The records below must be output exactly, without pictures.

__RECORDS FOR THE EXERCISE__
## Begin

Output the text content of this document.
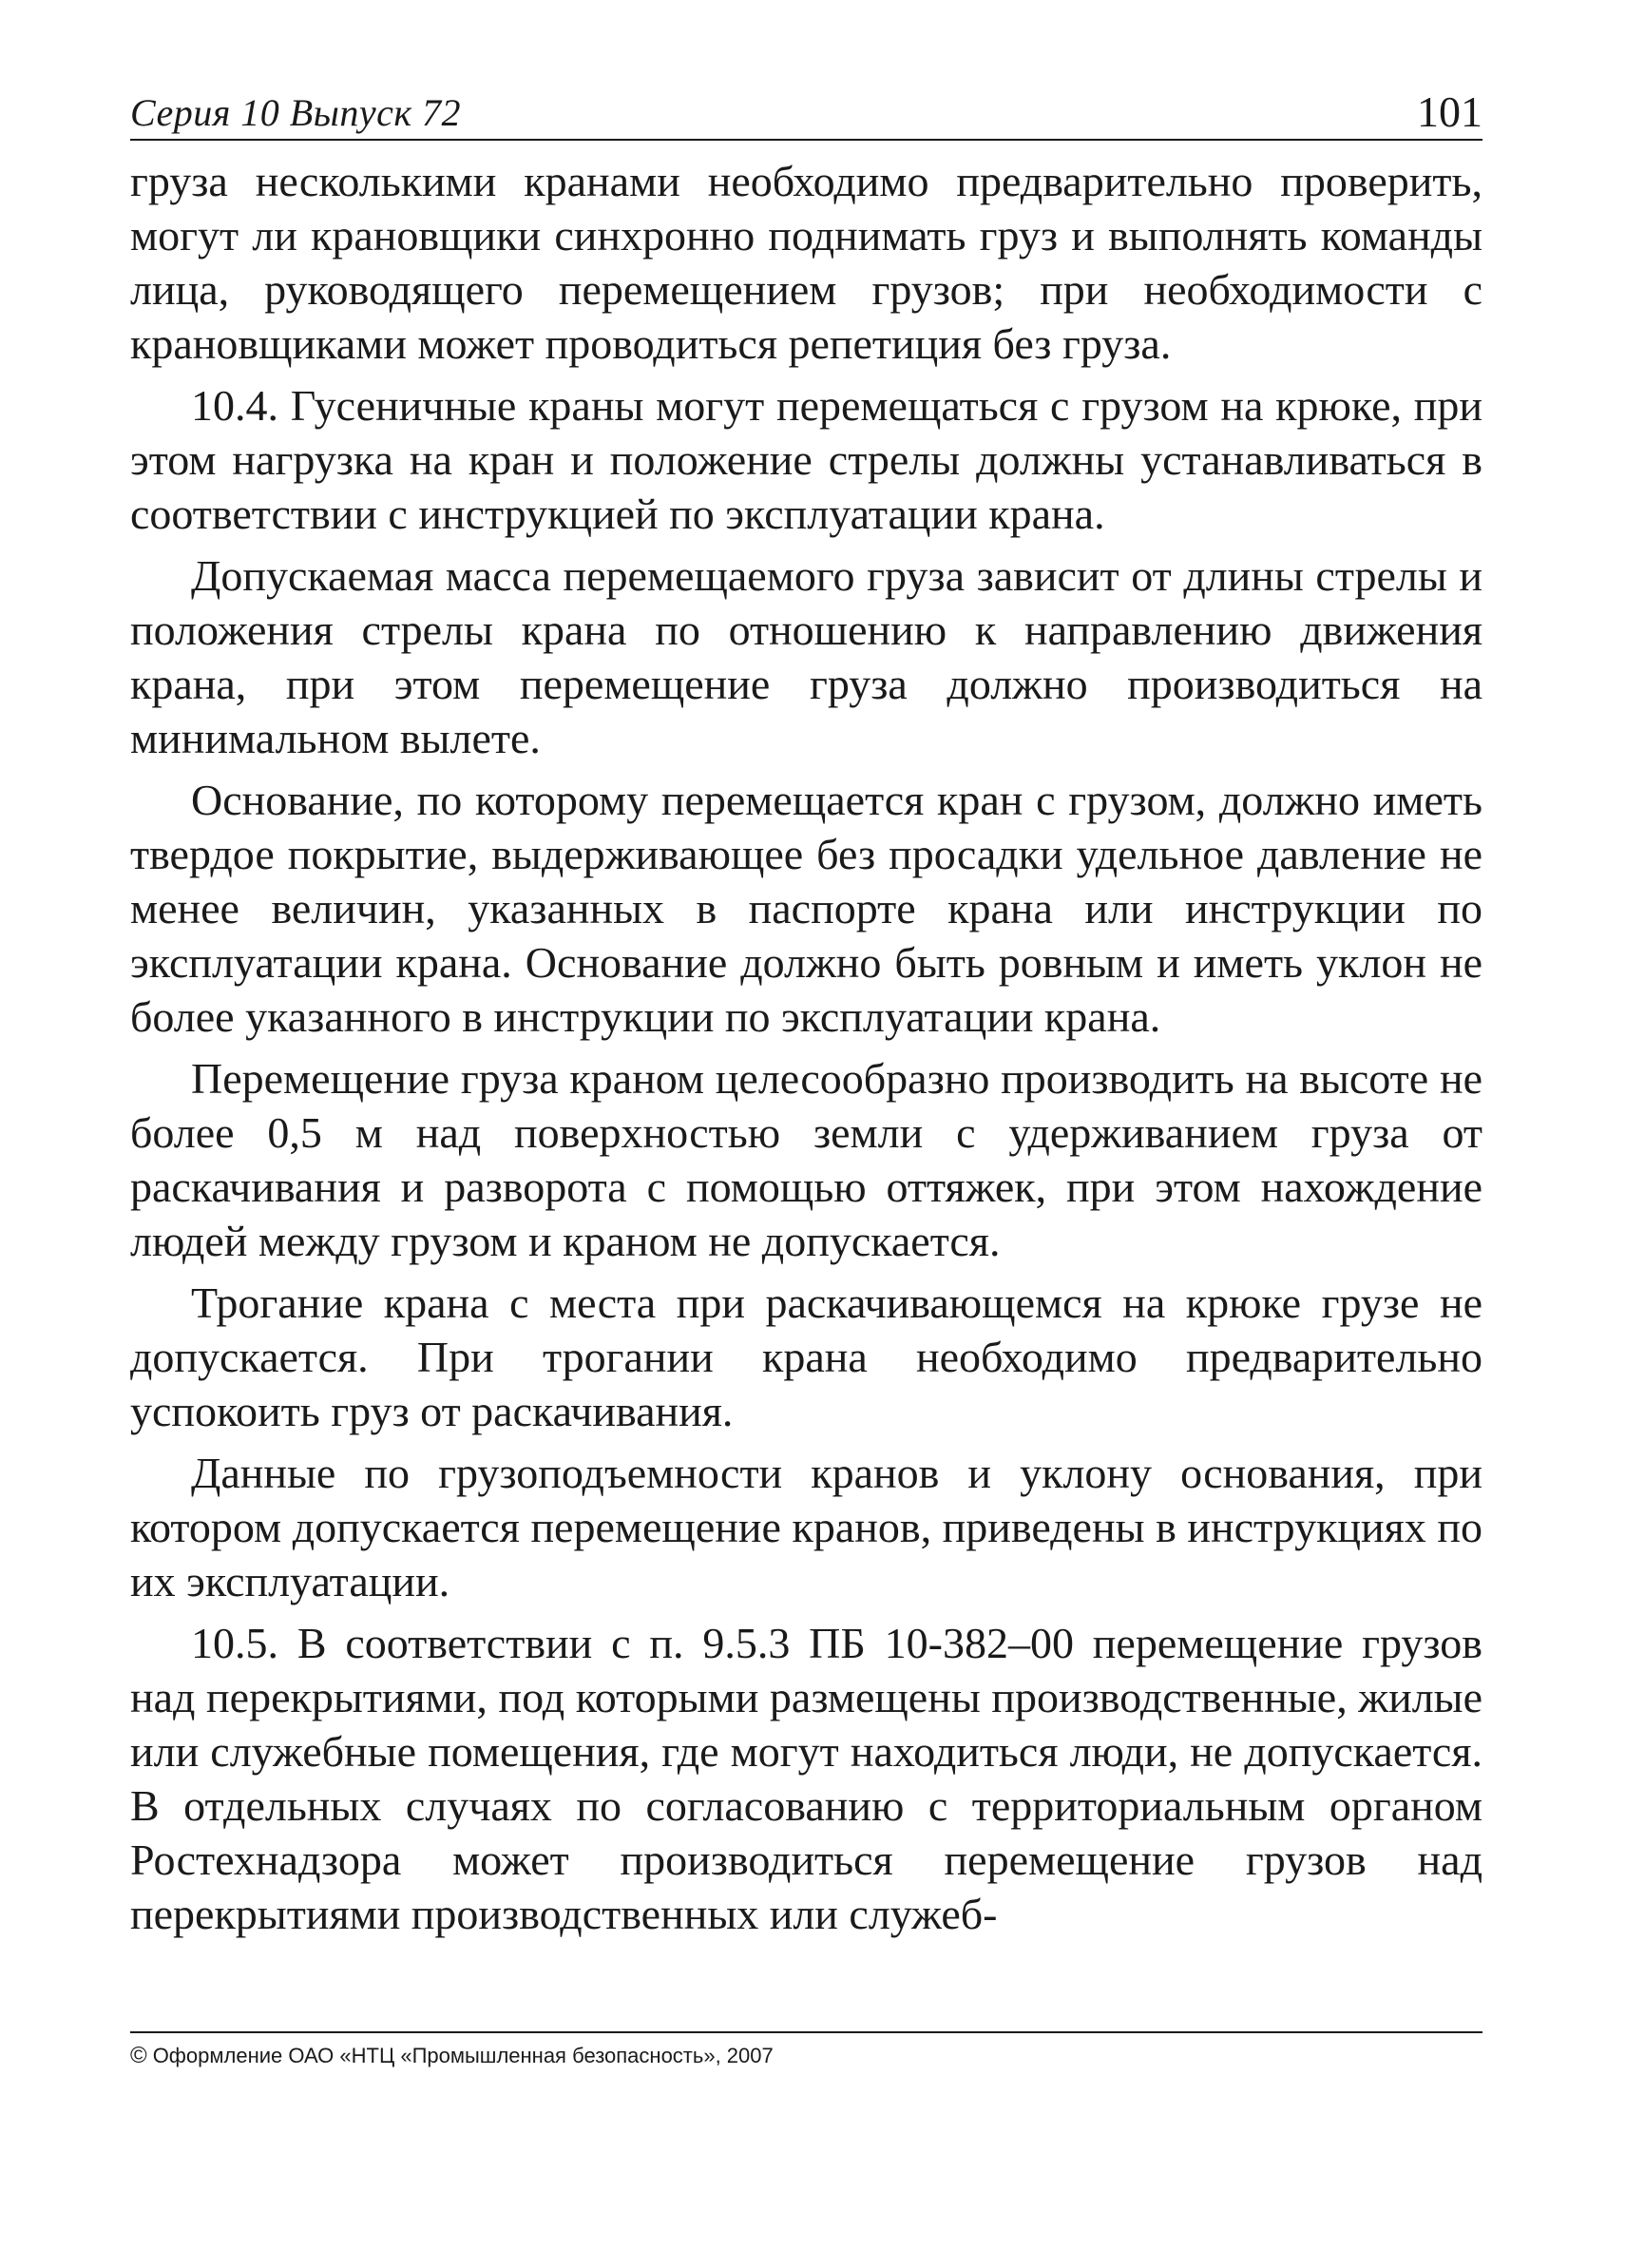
Серия 10 Выпуск 72	101

груза несколькими кранами необходимо предварительно проверить, могут ли крановщики синхронно поднимать груз и выполнять команды лица, руководящего перемещением грузов; при необходимости с крановщиками может проводиться репетиция без груза.

10.4. Гусеничные краны могут перемещаться с грузом на крюке, при этом нагрузка на кран и положение стрелы должны устанавливаться в соответствии с инструкцией по эксплуатации крана.

Допускаемая масса перемещаемого груза зависит от длины стрелы и положения стрелы крана по отношению к направлению движения крана, при этом перемещение груза должно производиться на минимальном вылете.

Основание, по которому перемещается кран с грузом, должно иметь твердое покрытие, выдерживающее без просадки удельное давление не менее величин, указанных в паспорте крана или инструкции по эксплуатации крана. Основание должно быть ровным и иметь уклон не более указанного в инструкции по эксплуатации крана.

Перемещение груза краном целесообразно производить на высоте не более 0,5 м над поверхностью земли с удерживанием груза от раскачивания и разворота с помощью оттяжек, при этом нахождение людей между грузом и краном не допускается.

Трогание крана с места при раскачивающемся на крюке грузе не допускается. При трогании крана необходимо предварительно успокоить груз от раскачивания.

Данные по грузоподъемности кранов и уклону основания, при котором допускается перемещение кранов, приведены в инструкциях по их эксплуатации.

10.5. В соответствии с п. 9.5.3 ПБ 10-382–00 перемещение грузов над перекрытиями, под которыми размещены производственные, жилые или служебные помещения, где могут находиться люди, не допускается. В отдельных случаях по согласованию с территориальным органом Ростехнадзора может производиться перемещение грузов над перекрытиями производственных или служеб-

© Оформление ОАО «НТЦ «Промышленная безопасность», 2007
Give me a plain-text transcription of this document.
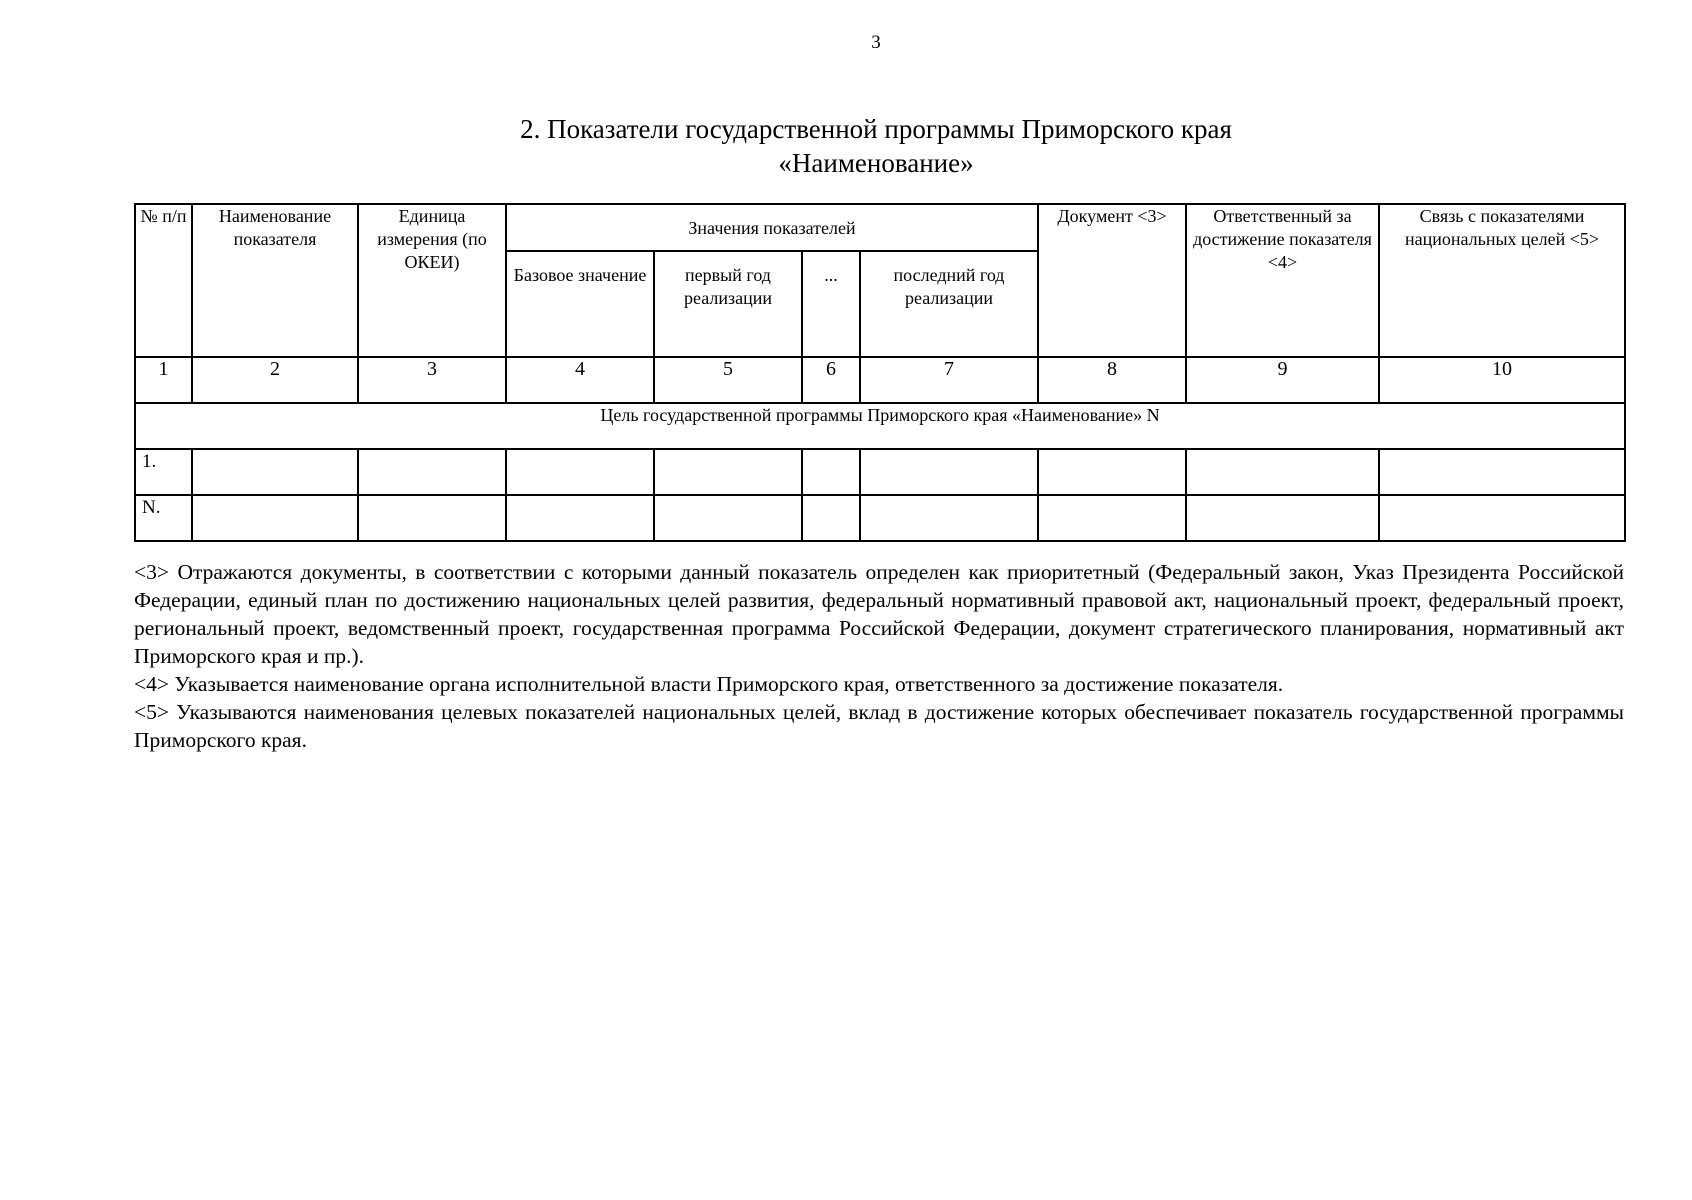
3
2. Показатели государственной программы Приморского края
«Наименование»
№ п/п	Наименование показателя	Единица измерения (по ОКЕИ)	Значения показателей				Документ <3>	Ответственный за достижение показателя <4>	Связь с показателями национальных целей <5>
			Базовое значение	первый год реализации	...	последний год реализации			
1	2	3	4	5	6	7	8	9	10
Цель государственной программы Приморского края «Наименование» N									
1.									
N.									

<3> Отражаются документы, в соответствии с которыми данный показатель определен как приоритетный (Федеральный закон, Указ Президента Российской Федерации, единый план по достижению национальных целей развития, федеральный нормативный правовой акт, национальный проект, федеральный проект, региональный проект, ведомственный проект, государственная программа Российской Федерации, документ стратегического планирования, нормативный акт Приморского края и пр.).

<4> Указывается наименование органа исполнительной власти Приморского края, ответственного за достижение показателя.

<5> Указываются наименования целевых показателей национальных целей, вклад в достижение которых обеспечивает показатель государственной программы Приморского края.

## End

__TASK ANSWER__
Output the text content of this document.
Серия 10 Выпуск 72	101

груза несколькими кранами необходимо предварительно проверить, могут ли крановщики синхронно поднимать груз и выполнять команды лица, руководящего перемещением грузов; при необходимости с крановщиками может проводиться репетиция без груза.

10.4. Гусеничные краны могут перемещаться с грузом на крюке, при этом нагрузка на кран и положение стрелы должны устанавливаться в соответствии с инструкцией по эксплуатации крана.

Допускаемая масса перемещаемого груза зависит от длины стрелы и положения стрелы крана по отношению к направлению движения крана, при этом перемещение груза должно производиться на минимальном вылете.

Основание, по которому перемещается кран с грузом, должно иметь твердое покрытие, выдерживающее без просадки удельное давление не менее величин, указанных в паспорте крана или инструкции по эксплуатации крана. Основание должно быть ровным и иметь уклон не более указанного в инструкции по эксплуатации крана.

Перемещение груза краном целесообразно производить на высоте не более 0,5 м над поверхностью земли с удерживанием груза от раскачивания и разворота с помощью оттяжек, при этом нахождение людей между грузом и краном не допускается.

Трогание крана с места при раскачивающемся на крюке грузе не допускается. При трогании крана необходимо предварительно успокоить груз от раскачивания.

Данные по грузоподъемности кранов и уклону основания, при котором допускается перемещение кранов, приведены в инструкциях по их эксплуатации.

10.5. В соответствии с п. 9.5.3 ПБ 10-382–00 перемещение грузов над перекрытиями, под которыми размещены производственные, жилые или служебные помещения, где могут находиться люди, не допускается. В отдельных случаях по согласованию с территориальным органом Ростехнадзора может производиться перемещение грузов над перекрытиями производственных или служеб-

© Оформление ОАО «НТЦ «Промышленная безопасность», 2007
Give me a plain-text transcription of this document.
3
2. Показатели государственной программы Приморского края
«Наименование»
№ п/п	Наименование показателя	Единица измерения (по ОКЕИ)	Значения показателей				Документ <3>	Ответственный за достижение показателя <4>	Связь с показателями национальных целей <5>
			Базовое значение	первый год реализации	...	последний год реализации			
1	2	3	4	5	6	7	8	9	10
Цель государственной программы Приморского края «Наименование» N									
1.									
N.									

<3> Отражаются документы, в соответствии с которыми данный показатель определен как приоритетный (Федеральный закон, Указ Президента Российской Федерации, единый план по достижению национальных целей развития, федеральный нормативный правовой акт, национальный проект, федеральный проект, региональный проект, ведомственный проект, государственная программа Российской Федерации, документ стратегического планирования, нормативный акт Приморского края и пр.).

<4> Указывается наименование органа исполнительной власти Приморского края, ответственного за достижение показателя.

<5> Указываются наименования целевых показателей национальных целей, вклад в достижение которых обеспечивает показатель государственной программы Приморского края.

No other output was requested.